§ **What is required**
Wherever the string "screenshot" appears, copy the whole line.

§ **Record set**
## BEGIN

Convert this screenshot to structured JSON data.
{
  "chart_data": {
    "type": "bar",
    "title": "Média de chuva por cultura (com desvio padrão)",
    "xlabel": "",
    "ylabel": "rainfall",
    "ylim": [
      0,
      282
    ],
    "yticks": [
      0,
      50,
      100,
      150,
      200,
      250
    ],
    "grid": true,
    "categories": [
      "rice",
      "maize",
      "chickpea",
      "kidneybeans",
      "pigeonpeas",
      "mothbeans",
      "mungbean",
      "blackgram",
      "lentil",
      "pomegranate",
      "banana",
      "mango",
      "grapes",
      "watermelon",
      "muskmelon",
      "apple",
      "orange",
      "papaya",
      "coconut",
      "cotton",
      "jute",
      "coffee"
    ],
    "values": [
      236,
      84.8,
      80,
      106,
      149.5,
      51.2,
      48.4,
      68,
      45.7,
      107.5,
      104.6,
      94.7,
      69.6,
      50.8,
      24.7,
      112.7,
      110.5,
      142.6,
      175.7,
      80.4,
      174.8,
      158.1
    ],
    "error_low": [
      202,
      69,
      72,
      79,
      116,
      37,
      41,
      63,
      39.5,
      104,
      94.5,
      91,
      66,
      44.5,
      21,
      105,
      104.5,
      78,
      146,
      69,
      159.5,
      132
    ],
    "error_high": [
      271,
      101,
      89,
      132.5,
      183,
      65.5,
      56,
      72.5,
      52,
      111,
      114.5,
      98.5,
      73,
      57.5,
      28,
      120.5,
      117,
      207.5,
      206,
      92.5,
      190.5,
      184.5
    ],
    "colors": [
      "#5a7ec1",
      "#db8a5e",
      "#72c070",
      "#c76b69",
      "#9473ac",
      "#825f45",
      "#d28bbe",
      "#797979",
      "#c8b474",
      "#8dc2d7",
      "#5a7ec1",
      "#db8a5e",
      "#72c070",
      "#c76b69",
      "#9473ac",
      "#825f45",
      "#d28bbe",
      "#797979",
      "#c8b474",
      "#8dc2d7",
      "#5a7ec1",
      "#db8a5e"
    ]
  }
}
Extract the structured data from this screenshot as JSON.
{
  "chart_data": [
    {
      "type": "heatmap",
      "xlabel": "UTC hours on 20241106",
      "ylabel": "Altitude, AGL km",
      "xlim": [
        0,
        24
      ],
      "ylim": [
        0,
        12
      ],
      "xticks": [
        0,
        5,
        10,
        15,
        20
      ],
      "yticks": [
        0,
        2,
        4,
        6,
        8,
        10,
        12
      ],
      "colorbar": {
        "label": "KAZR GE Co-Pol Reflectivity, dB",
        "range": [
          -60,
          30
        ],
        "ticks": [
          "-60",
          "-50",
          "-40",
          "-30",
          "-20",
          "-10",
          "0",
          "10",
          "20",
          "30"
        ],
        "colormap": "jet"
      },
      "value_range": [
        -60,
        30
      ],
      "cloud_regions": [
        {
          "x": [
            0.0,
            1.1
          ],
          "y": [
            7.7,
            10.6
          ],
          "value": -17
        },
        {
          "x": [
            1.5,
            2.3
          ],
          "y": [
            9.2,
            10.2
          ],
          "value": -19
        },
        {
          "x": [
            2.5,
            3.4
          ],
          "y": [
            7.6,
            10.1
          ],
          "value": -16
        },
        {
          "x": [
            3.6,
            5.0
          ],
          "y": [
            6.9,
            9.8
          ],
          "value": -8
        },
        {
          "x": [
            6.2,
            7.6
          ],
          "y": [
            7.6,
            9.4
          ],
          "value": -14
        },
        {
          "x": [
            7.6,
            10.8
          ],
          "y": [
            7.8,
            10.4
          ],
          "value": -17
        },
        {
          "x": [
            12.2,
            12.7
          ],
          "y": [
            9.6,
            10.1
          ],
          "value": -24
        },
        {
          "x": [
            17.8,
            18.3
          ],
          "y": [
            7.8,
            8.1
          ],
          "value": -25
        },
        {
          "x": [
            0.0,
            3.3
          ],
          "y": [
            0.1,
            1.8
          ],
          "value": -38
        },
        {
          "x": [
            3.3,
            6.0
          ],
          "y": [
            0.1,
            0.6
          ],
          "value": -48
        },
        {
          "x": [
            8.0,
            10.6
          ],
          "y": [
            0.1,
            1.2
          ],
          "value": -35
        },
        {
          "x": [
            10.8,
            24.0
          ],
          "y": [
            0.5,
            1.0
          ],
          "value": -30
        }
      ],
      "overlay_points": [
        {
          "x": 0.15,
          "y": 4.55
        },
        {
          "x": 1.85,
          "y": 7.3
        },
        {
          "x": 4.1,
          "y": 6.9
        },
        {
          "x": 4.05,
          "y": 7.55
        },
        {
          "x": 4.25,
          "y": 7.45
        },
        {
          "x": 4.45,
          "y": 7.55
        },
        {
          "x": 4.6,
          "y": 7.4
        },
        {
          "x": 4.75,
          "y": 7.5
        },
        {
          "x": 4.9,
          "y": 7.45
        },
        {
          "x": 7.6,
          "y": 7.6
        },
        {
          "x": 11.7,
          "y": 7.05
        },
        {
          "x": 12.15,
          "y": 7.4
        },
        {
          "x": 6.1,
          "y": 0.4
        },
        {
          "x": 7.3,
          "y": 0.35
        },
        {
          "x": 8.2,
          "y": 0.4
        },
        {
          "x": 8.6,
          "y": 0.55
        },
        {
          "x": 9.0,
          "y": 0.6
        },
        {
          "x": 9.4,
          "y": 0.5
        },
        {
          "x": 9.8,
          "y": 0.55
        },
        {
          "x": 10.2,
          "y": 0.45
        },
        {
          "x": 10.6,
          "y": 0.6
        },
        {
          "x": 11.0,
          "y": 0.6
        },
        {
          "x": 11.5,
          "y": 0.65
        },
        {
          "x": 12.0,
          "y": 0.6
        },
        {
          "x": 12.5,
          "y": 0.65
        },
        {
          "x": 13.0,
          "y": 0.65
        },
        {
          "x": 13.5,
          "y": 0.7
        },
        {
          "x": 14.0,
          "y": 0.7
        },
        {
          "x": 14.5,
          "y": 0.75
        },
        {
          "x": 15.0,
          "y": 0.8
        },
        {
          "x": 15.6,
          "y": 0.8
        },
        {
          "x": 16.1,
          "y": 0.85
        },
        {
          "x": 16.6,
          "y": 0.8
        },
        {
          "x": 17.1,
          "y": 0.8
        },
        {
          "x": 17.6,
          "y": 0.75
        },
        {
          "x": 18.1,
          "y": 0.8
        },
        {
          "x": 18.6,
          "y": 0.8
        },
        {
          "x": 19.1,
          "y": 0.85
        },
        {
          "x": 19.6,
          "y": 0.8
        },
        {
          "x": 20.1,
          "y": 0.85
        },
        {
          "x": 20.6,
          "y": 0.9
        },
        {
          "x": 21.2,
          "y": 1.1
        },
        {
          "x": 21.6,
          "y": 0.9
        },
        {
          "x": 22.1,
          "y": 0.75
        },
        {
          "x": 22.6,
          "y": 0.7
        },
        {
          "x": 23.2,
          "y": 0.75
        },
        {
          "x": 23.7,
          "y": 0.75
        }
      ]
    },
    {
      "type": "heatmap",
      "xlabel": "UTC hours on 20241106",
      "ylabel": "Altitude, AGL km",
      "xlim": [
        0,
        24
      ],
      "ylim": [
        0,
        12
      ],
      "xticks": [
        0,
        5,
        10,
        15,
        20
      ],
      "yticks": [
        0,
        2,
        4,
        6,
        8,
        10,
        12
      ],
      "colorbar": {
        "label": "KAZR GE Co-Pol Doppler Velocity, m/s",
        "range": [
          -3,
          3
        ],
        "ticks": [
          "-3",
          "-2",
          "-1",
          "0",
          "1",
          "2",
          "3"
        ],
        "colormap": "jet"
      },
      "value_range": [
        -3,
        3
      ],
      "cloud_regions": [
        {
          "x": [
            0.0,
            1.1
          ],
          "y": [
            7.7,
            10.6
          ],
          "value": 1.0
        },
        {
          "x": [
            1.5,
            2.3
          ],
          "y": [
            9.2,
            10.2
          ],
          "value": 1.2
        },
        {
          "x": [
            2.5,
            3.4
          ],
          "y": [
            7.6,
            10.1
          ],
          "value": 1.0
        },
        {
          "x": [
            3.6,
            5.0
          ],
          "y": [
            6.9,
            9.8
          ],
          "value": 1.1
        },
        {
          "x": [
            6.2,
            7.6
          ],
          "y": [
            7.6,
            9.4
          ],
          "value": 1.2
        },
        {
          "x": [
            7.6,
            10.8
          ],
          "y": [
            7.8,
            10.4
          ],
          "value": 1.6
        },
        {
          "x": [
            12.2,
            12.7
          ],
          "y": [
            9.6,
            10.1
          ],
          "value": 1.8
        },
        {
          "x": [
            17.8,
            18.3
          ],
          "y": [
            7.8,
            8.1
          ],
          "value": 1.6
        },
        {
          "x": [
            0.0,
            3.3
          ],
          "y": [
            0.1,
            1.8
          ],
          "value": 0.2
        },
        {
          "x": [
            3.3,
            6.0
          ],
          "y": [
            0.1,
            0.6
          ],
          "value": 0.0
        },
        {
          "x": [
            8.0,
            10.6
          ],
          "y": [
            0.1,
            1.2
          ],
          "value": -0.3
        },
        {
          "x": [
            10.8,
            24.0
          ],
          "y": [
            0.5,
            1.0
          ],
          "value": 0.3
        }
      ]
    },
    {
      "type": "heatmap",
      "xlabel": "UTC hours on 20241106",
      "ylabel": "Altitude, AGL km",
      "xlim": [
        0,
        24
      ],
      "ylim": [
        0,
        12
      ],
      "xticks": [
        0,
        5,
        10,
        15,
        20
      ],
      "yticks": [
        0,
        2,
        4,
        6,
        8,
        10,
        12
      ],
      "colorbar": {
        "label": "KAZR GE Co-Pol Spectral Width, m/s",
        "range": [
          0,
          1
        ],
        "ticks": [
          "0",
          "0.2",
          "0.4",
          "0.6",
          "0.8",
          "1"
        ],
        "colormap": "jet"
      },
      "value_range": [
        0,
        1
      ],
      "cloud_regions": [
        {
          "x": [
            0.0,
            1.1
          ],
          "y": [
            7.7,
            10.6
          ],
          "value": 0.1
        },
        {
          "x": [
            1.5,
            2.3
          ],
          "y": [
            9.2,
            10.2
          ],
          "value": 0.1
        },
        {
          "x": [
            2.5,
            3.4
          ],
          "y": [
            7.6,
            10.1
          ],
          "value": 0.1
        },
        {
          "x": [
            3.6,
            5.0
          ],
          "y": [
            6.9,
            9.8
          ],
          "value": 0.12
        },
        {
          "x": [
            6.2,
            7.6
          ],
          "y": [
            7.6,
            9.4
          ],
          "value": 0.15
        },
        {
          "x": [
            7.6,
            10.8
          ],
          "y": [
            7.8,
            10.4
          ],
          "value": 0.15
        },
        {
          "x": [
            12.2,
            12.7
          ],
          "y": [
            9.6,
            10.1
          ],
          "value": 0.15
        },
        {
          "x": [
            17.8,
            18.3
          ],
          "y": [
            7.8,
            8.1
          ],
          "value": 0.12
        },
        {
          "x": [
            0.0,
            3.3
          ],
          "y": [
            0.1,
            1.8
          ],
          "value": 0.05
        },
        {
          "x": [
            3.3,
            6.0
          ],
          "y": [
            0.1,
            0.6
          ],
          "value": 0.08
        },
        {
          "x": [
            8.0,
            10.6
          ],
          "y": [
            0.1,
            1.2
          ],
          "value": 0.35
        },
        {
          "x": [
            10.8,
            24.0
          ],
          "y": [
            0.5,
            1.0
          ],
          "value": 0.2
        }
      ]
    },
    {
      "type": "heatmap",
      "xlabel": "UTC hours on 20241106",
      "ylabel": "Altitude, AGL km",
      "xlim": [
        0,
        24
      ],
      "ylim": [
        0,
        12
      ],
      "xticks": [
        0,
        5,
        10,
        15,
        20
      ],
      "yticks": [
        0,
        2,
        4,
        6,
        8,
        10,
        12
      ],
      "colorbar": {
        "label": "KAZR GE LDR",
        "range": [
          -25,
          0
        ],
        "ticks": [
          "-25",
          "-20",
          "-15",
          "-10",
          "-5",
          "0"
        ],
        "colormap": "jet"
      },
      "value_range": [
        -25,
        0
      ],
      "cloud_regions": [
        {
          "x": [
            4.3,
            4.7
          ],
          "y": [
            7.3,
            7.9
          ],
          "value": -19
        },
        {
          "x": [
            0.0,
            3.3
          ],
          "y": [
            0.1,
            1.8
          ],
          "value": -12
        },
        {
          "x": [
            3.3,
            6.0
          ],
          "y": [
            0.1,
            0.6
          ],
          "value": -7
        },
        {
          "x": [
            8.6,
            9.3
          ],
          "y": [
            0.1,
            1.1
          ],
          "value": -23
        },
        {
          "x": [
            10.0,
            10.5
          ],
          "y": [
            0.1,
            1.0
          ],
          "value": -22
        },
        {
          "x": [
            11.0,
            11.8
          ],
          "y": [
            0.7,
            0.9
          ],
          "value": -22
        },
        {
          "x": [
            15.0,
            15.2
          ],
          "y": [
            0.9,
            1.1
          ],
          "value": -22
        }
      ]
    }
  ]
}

## END

§ **Exercise output**
Convert this screenshot to structured JSON data.
Extract the structured data from this screenshot as JSON.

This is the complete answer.